REQUIREMENTS
Each line below should be reproduced without any alteration.

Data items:
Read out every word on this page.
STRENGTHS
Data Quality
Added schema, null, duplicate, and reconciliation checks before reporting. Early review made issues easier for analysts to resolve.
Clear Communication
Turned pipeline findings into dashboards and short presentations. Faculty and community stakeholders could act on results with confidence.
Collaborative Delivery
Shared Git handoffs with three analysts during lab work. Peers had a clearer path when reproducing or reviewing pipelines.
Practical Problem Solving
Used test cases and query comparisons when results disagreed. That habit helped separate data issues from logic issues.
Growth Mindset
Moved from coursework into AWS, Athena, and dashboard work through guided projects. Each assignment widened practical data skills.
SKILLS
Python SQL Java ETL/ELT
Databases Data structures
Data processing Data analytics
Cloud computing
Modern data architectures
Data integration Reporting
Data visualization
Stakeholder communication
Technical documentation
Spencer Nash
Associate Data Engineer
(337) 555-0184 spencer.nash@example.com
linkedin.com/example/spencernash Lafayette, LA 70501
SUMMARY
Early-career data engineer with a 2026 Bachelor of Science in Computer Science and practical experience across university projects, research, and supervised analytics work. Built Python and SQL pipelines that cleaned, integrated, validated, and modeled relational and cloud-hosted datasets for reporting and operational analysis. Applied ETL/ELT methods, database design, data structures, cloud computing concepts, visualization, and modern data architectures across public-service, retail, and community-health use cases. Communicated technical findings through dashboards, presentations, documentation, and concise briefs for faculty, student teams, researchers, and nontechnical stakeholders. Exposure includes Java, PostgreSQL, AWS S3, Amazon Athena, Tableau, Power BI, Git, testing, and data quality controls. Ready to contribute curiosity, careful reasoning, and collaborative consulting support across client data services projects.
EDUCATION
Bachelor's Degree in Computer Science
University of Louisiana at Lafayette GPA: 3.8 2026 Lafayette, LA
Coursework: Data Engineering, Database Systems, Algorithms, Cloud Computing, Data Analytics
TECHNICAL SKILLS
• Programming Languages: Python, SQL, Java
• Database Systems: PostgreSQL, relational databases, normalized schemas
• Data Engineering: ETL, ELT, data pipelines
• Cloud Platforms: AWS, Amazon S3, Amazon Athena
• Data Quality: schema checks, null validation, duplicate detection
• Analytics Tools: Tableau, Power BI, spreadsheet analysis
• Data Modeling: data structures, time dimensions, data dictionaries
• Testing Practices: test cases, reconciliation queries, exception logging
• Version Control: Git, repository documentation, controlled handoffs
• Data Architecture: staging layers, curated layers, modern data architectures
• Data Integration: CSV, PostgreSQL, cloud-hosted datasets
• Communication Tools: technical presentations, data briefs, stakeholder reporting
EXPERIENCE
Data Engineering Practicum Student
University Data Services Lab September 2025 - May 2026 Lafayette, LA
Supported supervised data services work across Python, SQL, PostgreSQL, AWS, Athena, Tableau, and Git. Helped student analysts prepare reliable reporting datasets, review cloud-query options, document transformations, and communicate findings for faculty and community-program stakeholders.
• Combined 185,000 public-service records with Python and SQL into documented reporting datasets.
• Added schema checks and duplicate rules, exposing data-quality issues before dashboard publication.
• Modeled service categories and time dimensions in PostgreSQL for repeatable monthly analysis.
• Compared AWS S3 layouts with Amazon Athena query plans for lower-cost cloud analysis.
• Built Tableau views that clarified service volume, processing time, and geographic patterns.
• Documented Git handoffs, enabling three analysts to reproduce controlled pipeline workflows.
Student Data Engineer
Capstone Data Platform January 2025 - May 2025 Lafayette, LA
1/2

COMPLETED EXERCISE
Read out every word on this page.
STRENGTHS
Data Quality
Added schema, null, duplicate, and reconciliation checks before reporting. Early review made issues easier for analysts to resolve.
Clear Communication
Turned pipeline findings into dashboards and short presentations. Faculty and community stakeholders could act on results with confidence.
Collaborative Delivery
Shared Git handoffs with three analysts during lab work. Peers had a clearer path when reproducing or reviewing pipelines.
Practical Problem Solving
Used test cases and query comparisons when results disagreed. That habit helped separate data issues from logic issues.
Growth Mindset
Moved from coursework into AWS, Athena, and dashboard work through guided projects. Each assignment widened practical data skills.
SKILLS
Python SQL Java ETL/ELT
Databases Data structures
Data processing Data analytics
Cloud computing
Modern data architectures
Data integration Reporting
Data visualization
Stakeholder communication
Technical documentation
Spencer Nash
Associate Data Engineer
(337) 555-0184 spencer.nash@example.com
linkedin.com/example/spencernash Lafayette, LA 70501
SUMMARY
Early-career data engineer with a 2026 Bachelor of Science in Computer Science and practical experience across university projects, research, and supervised analytics work. Built Python and SQL pipelines that cleaned, integrated, validated, and modeled relational and cloud-hosted datasets for reporting and operational analysis. Applied ETL/ELT methods, database design, data structures, cloud computing concepts, visualization, and modern data architectures across public-service, retail, and community-health use cases. Communicated technical findings through dashboards, presentations, documentation, and concise briefs for faculty, student teams, researchers, and nontechnical stakeholders. Exposure includes Java, PostgreSQL, AWS S3, Amazon Athena, Tableau, Power BI, Git, testing, and data quality controls. Ready to contribute curiosity, careful reasoning, and collaborative consulting support across client data services projects.
EDUCATION
Bachelor's Degree in Computer Science
University of Louisiana at Lafayette GPA: 3.8 2026 Lafayette, LA
Coursework: Data Engineering, Database Systems, Algorithms, Cloud Computing, Data Analytics
TECHNICAL SKILLS
• Programming Languages: Python, SQL, Java
• Database Systems: PostgreSQL, relational databases, normalized schemas
• Data Engineering: ETL, ELT, data pipelines
• Cloud Platforms: AWS, Amazon S3, Amazon Athena
• Data Quality: schema checks, null validation, duplicate detection
• Analytics Tools: Tableau, Power BI, spreadsheet analysis
• Data Modeling: data structures, time dimensions, data dictionaries
• Testing Practices: test cases, reconciliation queries, exception logging
• Version Control: Git, repository documentation, controlled handoffs
• Data Architecture: staging layers, curated layers, modern data architectures
• Data Integration: CSV, PostgreSQL, cloud-hosted datasets
• Communication Tools: technical presentations, data briefs, stakeholder reporting
EXPERIENCE
Data Engineering Practicum Student
University Data Services Lab September 2025 - May 2026 Lafayette, LA
Supported supervised data services work across Python, SQL, PostgreSQL, AWS, Athena, Tableau, and Git. Helped student analysts prepare reliable reporting datasets, review cloud-query options, document transformations, and communicate findings for faculty and community-program stakeholders.
• Combined 185,000 public-service records with Python and SQL into documented reporting datasets.
• Added schema checks and duplicate rules, exposing data-quality issues before dashboard publication.
• Modeled service categories and time dimensions in PostgreSQL for repeatable monthly analysis.
• Compared AWS S3 layouts with Amazon Athena query plans for lower-cost cloud analysis.
• Built Tableau views that clarified service volume, processing time, and geographic patterns.
• Documented Git handoffs, enabling three analysts to reproduce controlled pipeline workflows.
Student Data Engineer
Capstone Data Platform January 2025 - May 2025 Lafayette, LA
1/2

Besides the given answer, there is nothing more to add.